WHAT IS BEING ASKED:
Transcribe each record exactly. Include every one.
## start RECORD EXTRACTS
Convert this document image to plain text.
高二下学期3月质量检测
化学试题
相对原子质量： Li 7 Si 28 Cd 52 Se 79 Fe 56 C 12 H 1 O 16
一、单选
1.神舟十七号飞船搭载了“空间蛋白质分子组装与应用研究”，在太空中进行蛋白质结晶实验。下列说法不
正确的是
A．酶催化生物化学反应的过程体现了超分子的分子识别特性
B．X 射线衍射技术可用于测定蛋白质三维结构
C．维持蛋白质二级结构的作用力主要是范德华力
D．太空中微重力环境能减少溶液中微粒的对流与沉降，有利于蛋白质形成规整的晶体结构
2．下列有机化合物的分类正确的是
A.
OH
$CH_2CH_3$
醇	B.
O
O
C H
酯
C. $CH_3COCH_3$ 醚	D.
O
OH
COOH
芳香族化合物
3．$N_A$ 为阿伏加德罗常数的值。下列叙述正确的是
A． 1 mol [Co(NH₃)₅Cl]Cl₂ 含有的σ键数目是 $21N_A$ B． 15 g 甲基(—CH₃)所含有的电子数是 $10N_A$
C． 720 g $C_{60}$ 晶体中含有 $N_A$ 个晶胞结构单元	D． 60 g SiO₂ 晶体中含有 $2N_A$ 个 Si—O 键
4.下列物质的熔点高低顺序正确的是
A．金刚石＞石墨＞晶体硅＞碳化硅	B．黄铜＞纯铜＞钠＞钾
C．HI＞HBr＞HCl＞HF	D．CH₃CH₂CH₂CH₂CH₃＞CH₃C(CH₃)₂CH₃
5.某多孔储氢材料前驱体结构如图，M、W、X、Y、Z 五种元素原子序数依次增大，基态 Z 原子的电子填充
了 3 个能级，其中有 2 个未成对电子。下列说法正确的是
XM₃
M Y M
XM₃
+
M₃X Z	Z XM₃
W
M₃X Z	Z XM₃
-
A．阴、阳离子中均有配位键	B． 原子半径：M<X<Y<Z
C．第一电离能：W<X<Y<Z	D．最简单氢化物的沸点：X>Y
## end RECORD EXTRACTS
TASK RESPONSE:
Convert this document image to plain text.
高二下学期3月质量检测
化学试题
相对原子质量： Li 7 Si 28 Cd 52 Se 79 Fe 56 C 12 H 1 O 16
一、单选
1.神舟十七号飞船搭载了“空间蛋白质分子组装与应用研究”，在太空中进行蛋白质结晶实验。下列说法不
正确的是
A．酶催化生物化学反应的过程体现了超分子的分子识别特性
B．X 射线衍射技术可用于测定蛋白质三维结构
C．维持蛋白质二级结构的作用力主要是范德华力
D．太空中微重力环境能减少溶液中微粒的对流与沉降，有利于蛋白质形成规整的晶体结构
2．下列有机化合物的分类正确的是
A.
OH
$CH_2CH_3$
醇	B.
O
O
C H
酯
C. $CH_3COCH_3$ 醚	D.
O
OH
COOH
芳香族化合物
3．$N_A$ 为阿伏加德罗常数的值。下列叙述正确的是
A． 1 mol [Co(NH₃)₅Cl]Cl₂ 含有的σ键数目是 $21N_A$ B． 15 g 甲基(—CH₃)所含有的电子数是 $10N_A$
C． 720 g $C_{60}$ 晶体中含有 $N_A$ 个晶胞结构单元	D． 60 g SiO₂ 晶体中含有 $2N_A$ 个 Si—O 键
4.下列物质的熔点高低顺序正确的是
A．金刚石＞石墨＞晶体硅＞碳化硅	B．黄铜＞纯铜＞钠＞钾
C．HI＞HBr＞HCl＞HF	D．CH₃CH₂CH₂CH₂CH₃＞CH₃C(CH₃)₂CH₃
5.某多孔储氢材料前驱体结构如图，M、W、X、Y、Z 五种元素原子序数依次增大，基态 Z 原子的电子填充
了 3 个能级，其中有 2 个未成对电子。下列说法正确的是
XM₃
M Y M
XM₃
+
M₃X Z	Z XM₃
W
M₃X Z	Z XM₃
-
A．阴、阳离子中均有配位键	B． 原子半径：M<X<Y<Z
C．第一电离能：W<X<Y<Z	D．最简单氢化物的沸点：X>Y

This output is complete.